(Dataset entries)

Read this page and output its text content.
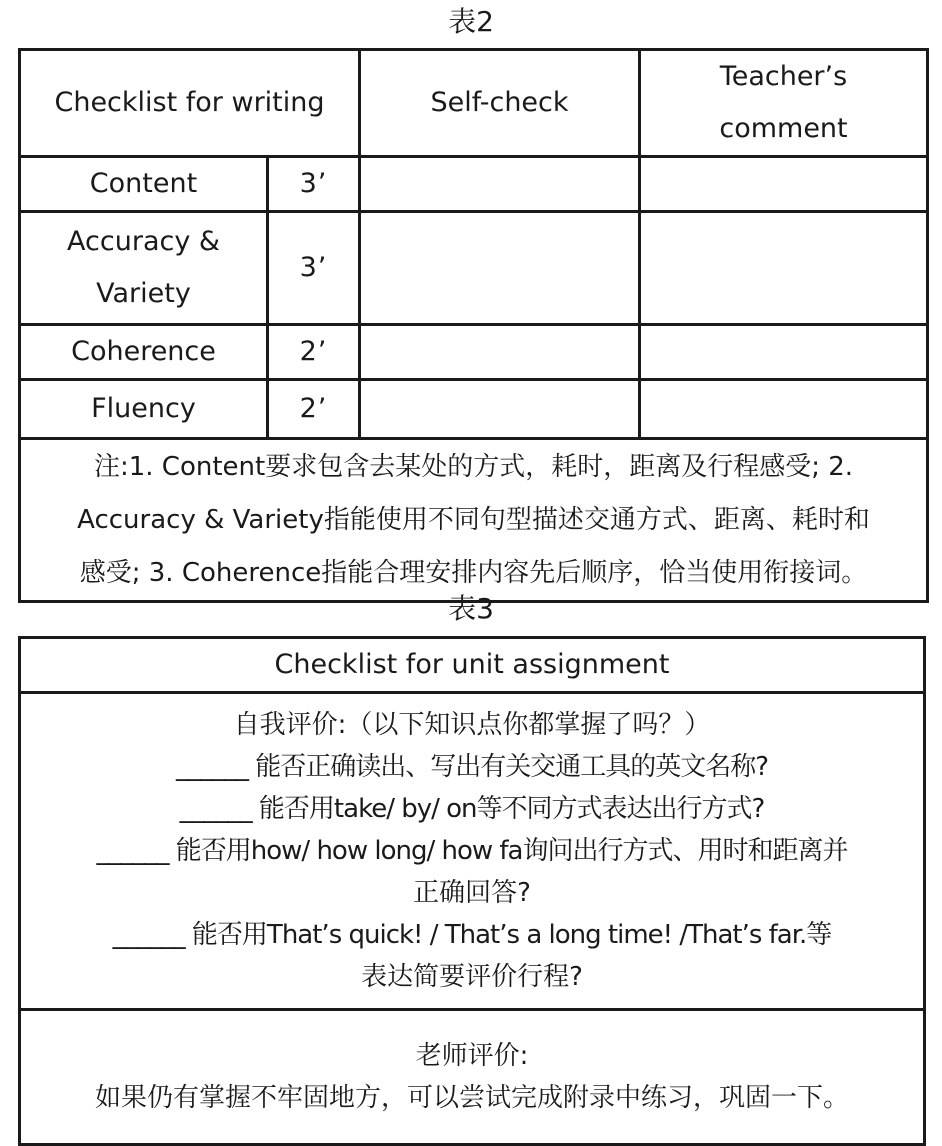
表2
Checklist for writing		Self-check	Teacher’s
comment

Content	3’		

Accuracy &
Variety	3’		
Coherence	2’		
Fluency	2’		

注:1. Content要求包含去某处的方式，耗时，距离及行程感受; 2.
Accuracy & Variety指能使用不同句型描述交通方式、距离、耗时和
感受; 3. Coherence指能合理安排内容先后顺序，恰当使用衔接词。			
表3
Checklist for unit assignment

自我评价:（以下知识点你都掌握了吗？）
______ 能否正确读出、写出有关交通工具的英文名称?
______ 能否用take/ by/ on等不同方式表达出行方式?
______ 能否用how/ how long/ how fa询问出行方式、用时和距离并
正确回答?
______ 能否用That’s quick! / That’s a long time! /That’s far.等
表达简要评价行程?

老师评价:
如果仍有掌握不牢固地方，可以尝试完成附录中练习，巩固一下。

# Task description:
Using the listing above, list every line in which the string "long" occurs.

# Written answer:
______ 能否用how/ how long/ how fa询问出行方式、用时和距离并
______ 能否用That’s quick! / That’s a long time! /That’s far.等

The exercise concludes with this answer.